*What is being asked*. Reproduce every line of the records below unchanged, leaving out the pictures.

(Region and label listings)

....................

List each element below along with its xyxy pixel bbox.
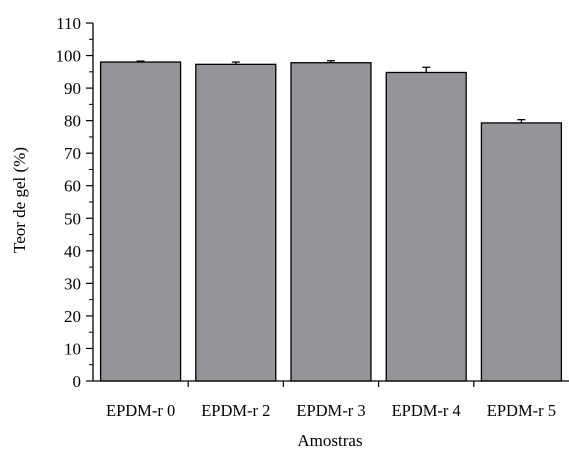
bar	[99, 61, 182, 382]
x-axis-title: Amostras	[297, 431, 362, 450]
y-axis: 0 10 20 30 40 50 60 70 80 90 100 110	[56, 14, 94, 391]
x-tick-label: EPDM-r 0	[106, 401, 175, 420]
x-tick-label: EPDM-r 5	[487, 401, 556, 420]
y-tick-label: 40	[64, 242, 81, 261]
y-tick-label: 0	[73, 372, 82, 391]
x-tick-label: EPDM-r 4	[392, 401, 461, 420]
x-tick-label: EPDM-r 3	[296, 401, 365, 420]
y-tick-label: 30	[64, 274, 81, 293]
y-tick-label: 20	[64, 307, 81, 326]
y-tick-label: 100	[56, 47, 82, 66]
y-axis-title: Teor de gel (%)	[10, 147, 29, 253]
bars-group	[99, 61, 563, 382]
y-tick-label: 10	[64, 339, 81, 358]
x-axis: EPDM-r 0 EPDM-r 2 EPDM-r 3 EPDM-r 4 EPDM-r 5	[93, 380, 569, 420]
bar	[385, 71, 467, 382]
error-bars-group	[136, 60, 526, 123]
y-tick-label: 80	[64, 112, 81, 131]
y-tick-label: 70	[64, 144, 81, 163]
y-tick-label: 110	[56, 14, 81, 33]
bar	[480, 122, 563, 382]
bar	[290, 62, 372, 382]
bar	[195, 63, 277, 382]
y-tick-label: 60	[64, 177, 81, 196]
y-tick-label: 90	[64, 79, 81, 98]
x-tick-label: EPDM-r 2	[201, 401, 270, 420]
y-tick-label: 50	[64, 209, 81, 228]
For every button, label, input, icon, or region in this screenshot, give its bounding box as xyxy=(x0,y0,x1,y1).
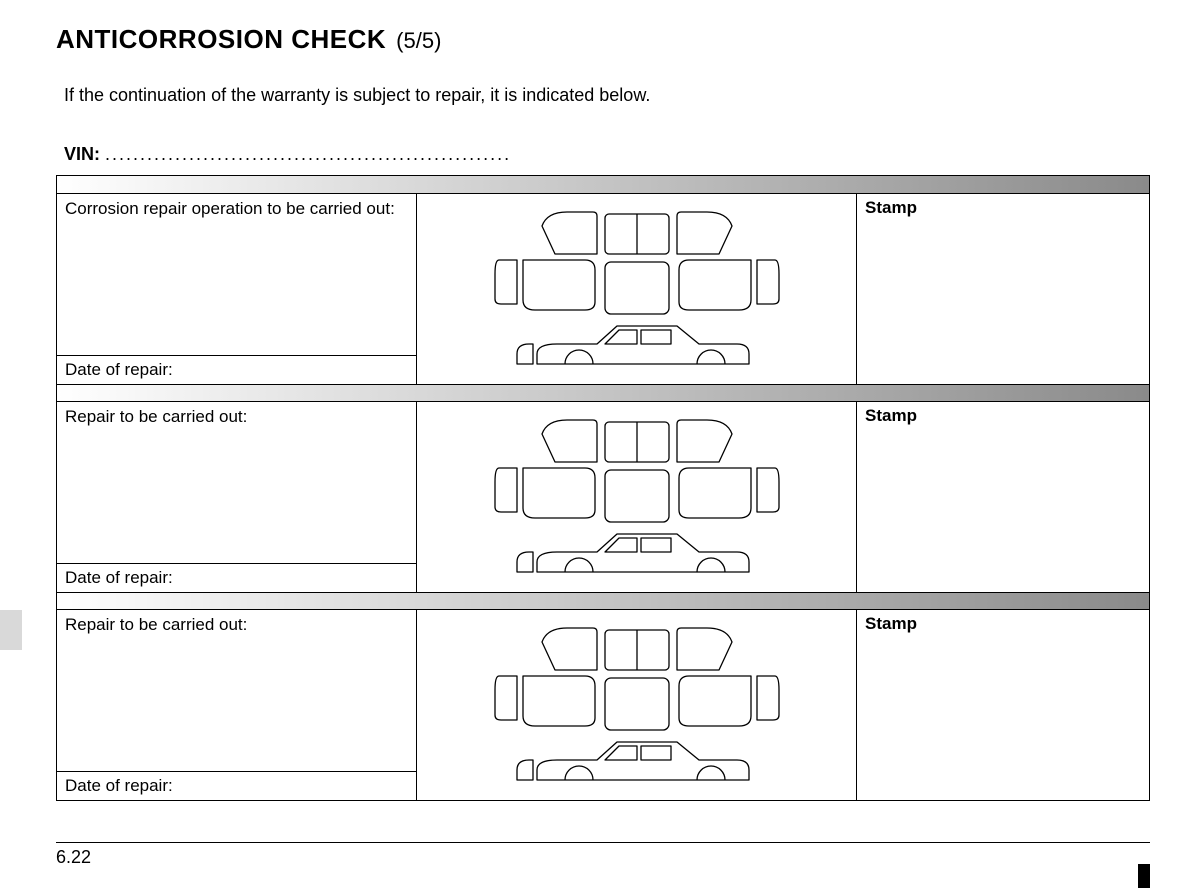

....................

*Written reply*.
List each element below along with its xyxy pixel bbox.
bar	[99, 61, 182, 382]
x-axis-title: Amostras	[297, 431, 362, 450]
y-axis: 0 10 20 30 40 50 60 70 80 90 100 110	[56, 14, 94, 391]
x-tick-label: EPDM-r 0	[106, 401, 175, 420]
x-tick-label: EPDM-r 5	[487, 401, 556, 420]
y-tick-label: 40	[64, 242, 81, 261]
y-tick-label: 0	[73, 372, 82, 391]
x-tick-label: EPDM-r 4	[392, 401, 461, 420]
x-tick-label: EPDM-r 3	[296, 401, 365, 420]
y-tick-label: 30	[64, 274, 81, 293]
y-tick-label: 20	[64, 307, 81, 326]
y-tick-label: 100	[56, 47, 82, 66]
y-axis-title: Teor de gel (%)	[10, 147, 29, 253]
bars-group	[99, 61, 563, 382]
y-tick-label: 10	[64, 339, 81, 358]
x-axis: EPDM-r 0 EPDM-r 2 EPDM-r 3 EPDM-r 4 EPDM-r 5	[93, 380, 569, 420]
bar	[385, 71, 467, 382]
error-bars-group	[136, 60, 526, 123]
y-tick-label: 80	[64, 112, 81, 131]
y-tick-label: 70	[64, 144, 81, 163]
y-tick-label: 110	[56, 14, 81, 33]
bar	[480, 122, 563, 382]
bar	[290, 62, 372, 382]
bar	[195, 63, 277, 382]
y-tick-label: 60	[64, 177, 81, 196]
y-tick-label: 90	[64, 79, 81, 98]
x-tick-label: EPDM-r 2	[201, 401, 270, 420]
y-tick-label: 50	[64, 209, 81, 228]
For every button, label, input, icon, or region in this screenshot, give its bounding box as xyxy=(x0,y0,x1,y1).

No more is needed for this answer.